Rewrite the data from the line containing "Annotate this image: element" up to and including the line containing "447, 264, 472]" as a JSON list of strings, one string per line, with blank lines left out.

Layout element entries
--------------------------------

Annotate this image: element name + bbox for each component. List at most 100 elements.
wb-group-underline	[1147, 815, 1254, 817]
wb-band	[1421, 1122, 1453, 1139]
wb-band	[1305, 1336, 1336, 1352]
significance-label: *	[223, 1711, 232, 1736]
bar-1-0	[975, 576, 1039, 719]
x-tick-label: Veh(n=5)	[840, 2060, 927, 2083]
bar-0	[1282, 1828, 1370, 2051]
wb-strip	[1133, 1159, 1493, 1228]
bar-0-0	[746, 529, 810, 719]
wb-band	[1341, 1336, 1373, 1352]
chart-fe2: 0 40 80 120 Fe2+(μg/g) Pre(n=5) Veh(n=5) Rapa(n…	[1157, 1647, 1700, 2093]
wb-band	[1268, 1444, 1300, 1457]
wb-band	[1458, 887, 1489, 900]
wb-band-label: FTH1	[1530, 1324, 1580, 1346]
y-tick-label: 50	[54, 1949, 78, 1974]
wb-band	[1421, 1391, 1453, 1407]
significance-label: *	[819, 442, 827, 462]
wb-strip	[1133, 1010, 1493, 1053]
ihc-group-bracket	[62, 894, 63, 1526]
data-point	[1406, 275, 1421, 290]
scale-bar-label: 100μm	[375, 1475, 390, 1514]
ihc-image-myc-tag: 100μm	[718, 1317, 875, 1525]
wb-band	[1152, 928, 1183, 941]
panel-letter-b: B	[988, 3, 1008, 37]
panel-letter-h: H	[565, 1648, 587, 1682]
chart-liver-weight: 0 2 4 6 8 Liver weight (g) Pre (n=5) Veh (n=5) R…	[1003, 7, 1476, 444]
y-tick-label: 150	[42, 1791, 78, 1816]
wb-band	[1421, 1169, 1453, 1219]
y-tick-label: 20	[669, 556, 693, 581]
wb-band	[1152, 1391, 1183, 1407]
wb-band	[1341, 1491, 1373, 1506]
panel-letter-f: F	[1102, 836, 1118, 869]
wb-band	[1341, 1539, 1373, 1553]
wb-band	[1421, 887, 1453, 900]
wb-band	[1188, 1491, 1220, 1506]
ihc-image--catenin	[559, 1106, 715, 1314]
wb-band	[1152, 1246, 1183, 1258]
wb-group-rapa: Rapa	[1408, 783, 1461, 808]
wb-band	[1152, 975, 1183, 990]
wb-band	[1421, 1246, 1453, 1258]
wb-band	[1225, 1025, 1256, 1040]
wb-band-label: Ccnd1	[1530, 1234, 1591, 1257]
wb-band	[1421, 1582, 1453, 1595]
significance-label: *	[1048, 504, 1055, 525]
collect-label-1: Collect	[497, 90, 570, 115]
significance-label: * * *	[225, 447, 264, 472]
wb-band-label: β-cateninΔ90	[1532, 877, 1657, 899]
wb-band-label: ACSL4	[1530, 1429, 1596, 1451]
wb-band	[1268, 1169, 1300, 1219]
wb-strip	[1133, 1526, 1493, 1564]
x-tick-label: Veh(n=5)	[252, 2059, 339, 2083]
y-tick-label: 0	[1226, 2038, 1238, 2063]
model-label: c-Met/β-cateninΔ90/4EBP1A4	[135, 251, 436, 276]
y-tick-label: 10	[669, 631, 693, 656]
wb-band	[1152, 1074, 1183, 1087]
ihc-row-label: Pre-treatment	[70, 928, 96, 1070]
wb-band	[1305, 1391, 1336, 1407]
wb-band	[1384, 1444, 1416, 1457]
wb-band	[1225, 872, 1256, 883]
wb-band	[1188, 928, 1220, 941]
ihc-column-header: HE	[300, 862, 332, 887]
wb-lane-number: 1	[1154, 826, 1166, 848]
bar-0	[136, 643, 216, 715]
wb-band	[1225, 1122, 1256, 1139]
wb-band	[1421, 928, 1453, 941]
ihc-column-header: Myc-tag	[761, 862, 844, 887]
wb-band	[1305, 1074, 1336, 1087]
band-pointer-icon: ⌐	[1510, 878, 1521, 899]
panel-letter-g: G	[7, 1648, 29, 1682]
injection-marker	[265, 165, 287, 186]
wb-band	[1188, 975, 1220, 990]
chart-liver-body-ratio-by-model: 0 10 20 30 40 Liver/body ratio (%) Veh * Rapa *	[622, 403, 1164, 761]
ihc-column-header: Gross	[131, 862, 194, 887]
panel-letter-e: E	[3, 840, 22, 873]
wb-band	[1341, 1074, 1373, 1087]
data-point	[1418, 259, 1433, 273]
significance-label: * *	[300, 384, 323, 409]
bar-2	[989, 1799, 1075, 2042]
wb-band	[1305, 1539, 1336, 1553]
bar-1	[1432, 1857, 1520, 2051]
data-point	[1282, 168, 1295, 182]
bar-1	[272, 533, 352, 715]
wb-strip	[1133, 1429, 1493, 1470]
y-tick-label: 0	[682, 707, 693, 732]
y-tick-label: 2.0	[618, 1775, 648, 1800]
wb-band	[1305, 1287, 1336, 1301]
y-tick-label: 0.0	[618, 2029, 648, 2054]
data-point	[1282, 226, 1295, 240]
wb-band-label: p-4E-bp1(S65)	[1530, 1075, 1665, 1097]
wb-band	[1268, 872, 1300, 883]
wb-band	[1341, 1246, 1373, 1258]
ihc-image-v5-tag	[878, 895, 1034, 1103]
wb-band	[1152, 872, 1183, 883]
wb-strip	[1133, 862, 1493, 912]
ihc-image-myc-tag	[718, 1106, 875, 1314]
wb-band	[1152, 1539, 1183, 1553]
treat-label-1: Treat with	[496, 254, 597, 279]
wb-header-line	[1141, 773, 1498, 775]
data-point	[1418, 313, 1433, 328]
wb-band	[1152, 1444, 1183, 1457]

--------------------------------

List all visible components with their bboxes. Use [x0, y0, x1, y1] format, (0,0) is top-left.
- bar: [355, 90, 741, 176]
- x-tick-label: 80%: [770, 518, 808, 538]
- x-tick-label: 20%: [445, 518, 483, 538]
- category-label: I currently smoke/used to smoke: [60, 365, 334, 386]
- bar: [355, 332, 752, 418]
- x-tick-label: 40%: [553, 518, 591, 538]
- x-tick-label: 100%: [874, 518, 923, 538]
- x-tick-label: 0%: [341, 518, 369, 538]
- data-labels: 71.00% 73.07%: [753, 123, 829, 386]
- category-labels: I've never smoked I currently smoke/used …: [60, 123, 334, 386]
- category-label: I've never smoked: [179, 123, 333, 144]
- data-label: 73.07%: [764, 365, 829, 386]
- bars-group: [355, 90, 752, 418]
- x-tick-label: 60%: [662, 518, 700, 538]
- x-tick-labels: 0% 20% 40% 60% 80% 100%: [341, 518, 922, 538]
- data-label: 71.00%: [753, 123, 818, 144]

--------------------------------

**ANSWER TO THIS PROBLEM**
[
  "Annotate this image: element name + bbox for each component. List at most 100 elements.",
  "wb-group-underline\t[1147, 815, 1254, 817]",
  "wb-band\t[1421, 1122, 1453, 1139]",
  "wb-band\t[1305, 1336, 1336, 1352]",
  "significance-label: *\t[223, 1711, 232, 1736]",
  "bar-1-0\t[975, 576, 1039, 719]",
  "x-tick-label: Veh(n=5)\t[840, 2060, 927, 2083]",
  "bar-0\t[1282, 1828, 1370, 2051]",
  "wb-strip\t[1133, 1159, 1493, 1228]",
  "bar-0-0\t[746, 529, 810, 719]",
  "wb-band\t[1341, 1336, 1373, 1352]",
  "chart-fe2: 0 40 80 120 Fe2+(μg/g) Pre(n=5) Veh(n=5) Rapa(n…\t[1157, 1647, 1700, 2093]",
  "wb-band\t[1268, 1444, 1300, 1457]",
  "wb-band\t[1458, 887, 1489, 900]",
  "wb-band-label: FTH1\t[1530, 1324, 1580, 1346]",
  "y-tick-label: 50\t[54, 1949, 78, 1974]",
  "wb-band\t[1421, 1391, 1453, 1407]",
  "significance-label: *\t[819, 442, 827, 462]",
  "wb-strip\t[1133, 1010, 1493, 1053]",
  "ihc-group-bracket\t[62, 894, 63, 1526]",
  "data-point\t[1406, 275, 1421, 290]",
  "scale-bar-label: 100μm\t[375, 1475, 390, 1514]",
  "ihc-image-myc-tag: 100μm\t[718, 1317, 875, 1525]",
  "wb-band\t[1152, 928, 1183, 941]",
  "panel-letter-b: B\t[988, 3, 1008, 37]",
  "panel-letter-h: H\t[565, 1648, 587, 1682]",
  "chart-liver-weight: 0 2 4 6 8 Liver weight (g) Pre (n=5) Veh (n=5) R…\t[1003, 7, 1476, 444]",
  "y-tick-label: 150\t[42, 1791, 78, 1816]",
  "wb-band\t[1421, 1169, 1453, 1219]",
  "y-tick-label: 20\t[669, 556, 693, 581]",
  "wb-band\t[1152, 1391, 1183, 1407]",
  "wb-band\t[1341, 1491, 1373, 1506]",
  "panel-letter-f: F\t[1102, 836, 1118, 869]",
  "wb-band\t[1341, 1539, 1373, 1553]",
  "wb-band\t[1421, 887, 1453, 900]",
  "wb-band\t[1188, 1491, 1220, 1506]",
  "ihc-image--catenin\t[559, 1106, 715, 1314]",
  "wb-band\t[1152, 1246, 1183, 1258]",
  "wb-group-rapa: Rapa\t[1408, 783, 1461, 808]",
  "wb-band\t[1152, 975, 1183, 990]",
  "wb-band\t[1421, 1246, 1453, 1258]",
  "wb-band\t[1225, 1025, 1256, 1040]",
  "wb-band-label: Ccnd1\t[1530, 1234, 1591, 1257]",
  "wb-band\t[1421, 1582, 1453, 1595]",
  "significance-label: *\t[1048, 504, 1055, 525]",
  "collect-label-1: Collect\t[497, 90, 570, 115]",
  "significance-label: * * *\t[225, 447, 264, 472]"
]